- Reading text:

The reactor buildings were ‘almost damaged’ and as reactors are designed to withstand a plane crash, a tank attack cannot easily result in critical damage to the building. At the same time, tests with a real aircraft crash on a nuclear plant have not been carried out. Furthermore, the safety of a reactor and the readiness of its safety systems depends not only on the integrity of the building but also on the power supply which was ‘almost completely disrupted’.
In addition, a reactor even in an undamaged building could be subject to negative impacts from the secondary circuit where destruction of the turbine leads to the damage of the main steam and feed water pipelines. Although there are designed-in protection and safety systems to manage such an event by isolating the steam generators and supplying cooling water, in the event of serious problems with both normal and emergency power supply it is impossible to guarantee their reliable operation.

- Provided data:
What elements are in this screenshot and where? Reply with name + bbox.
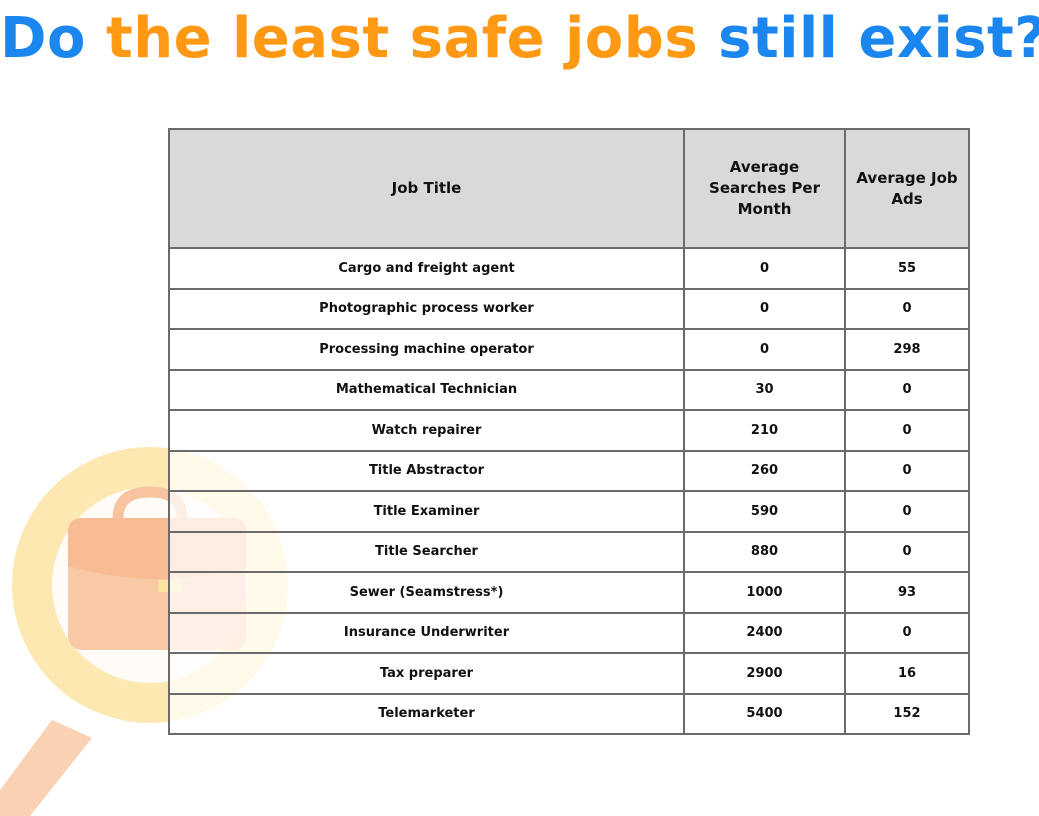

- Task details: Write out the reactor safety passage word for word, starting at "In addition, a" and ending at "their reliable operation.".

- Task output:
In addition, a reactor even in an undamaged building could be subject to negative impacts from the secondary circuit where destruction of the turbine leads to the damage of the main steam and feed water pipelines. Although there are designed-in protection and safety systems to manage such an event by isolating the steam generators and supplying cooling water, in the event of serious problems with both normal and emergency power supply it is impossible to guarantee their reliable operation.